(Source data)
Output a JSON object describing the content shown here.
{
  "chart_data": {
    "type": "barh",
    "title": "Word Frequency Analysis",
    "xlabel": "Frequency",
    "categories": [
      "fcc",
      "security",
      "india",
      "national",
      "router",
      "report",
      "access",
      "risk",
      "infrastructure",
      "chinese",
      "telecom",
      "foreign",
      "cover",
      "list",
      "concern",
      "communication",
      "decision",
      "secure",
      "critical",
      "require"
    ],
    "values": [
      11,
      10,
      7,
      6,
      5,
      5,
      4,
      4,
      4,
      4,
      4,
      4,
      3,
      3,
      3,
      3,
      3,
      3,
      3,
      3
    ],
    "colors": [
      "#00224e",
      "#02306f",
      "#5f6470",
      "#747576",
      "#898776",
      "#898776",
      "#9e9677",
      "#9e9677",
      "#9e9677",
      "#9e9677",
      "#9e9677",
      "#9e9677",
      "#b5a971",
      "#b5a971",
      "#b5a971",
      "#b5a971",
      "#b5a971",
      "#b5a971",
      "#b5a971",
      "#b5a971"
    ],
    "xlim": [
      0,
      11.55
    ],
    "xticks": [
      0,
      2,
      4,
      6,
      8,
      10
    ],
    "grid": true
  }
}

*Brief:*
Write out the full set of records exactly as given.

*Answer for the task:*
Output a JSON object describing the content shown here.
{
  "chart_data": {
    "type": "barh",
    "title": "Word Frequency Analysis",
    "xlabel": "Frequency",
    "categories": [
      "fcc",
      "security",
      "india",
      "national",
      "router",
      "report",
      "access",
      "risk",
      "infrastructure",
      "chinese",
      "telecom",
      "foreign",
      "cover",
      "list",
      "concern",
      "communication",
      "decision",
      "secure",
      "critical",
      "require"
    ],
    "values": [
      11,
      10,
      7,
      6,
      5,
      5,
      4,
      4,
      4,
      4,
      4,
      4,
      3,
      3,
      3,
      3,
      3,
      3,
      3,
      3
    ],
    "colors": [
      "#00224e",
      "#02306f",
      "#5f6470",
      "#747576",
      "#898776",
      "#898776",
      "#9e9677",
      "#9e9677",
      "#9e9677",
      "#9e9677",
      "#9e9677",
      "#9e9677",
      "#b5a971",
      "#b5a971",
      "#b5a971",
      "#b5a971",
      "#b5a971",
      "#b5a971",
      "#b5a971",
      "#b5a971"
    ],
    "xlim": [
      0,
      11.55
    ],
    "xticks": [
      0,
      2,
      4,
      6,
      8,
      10
    ],
    "grid": true
  }
}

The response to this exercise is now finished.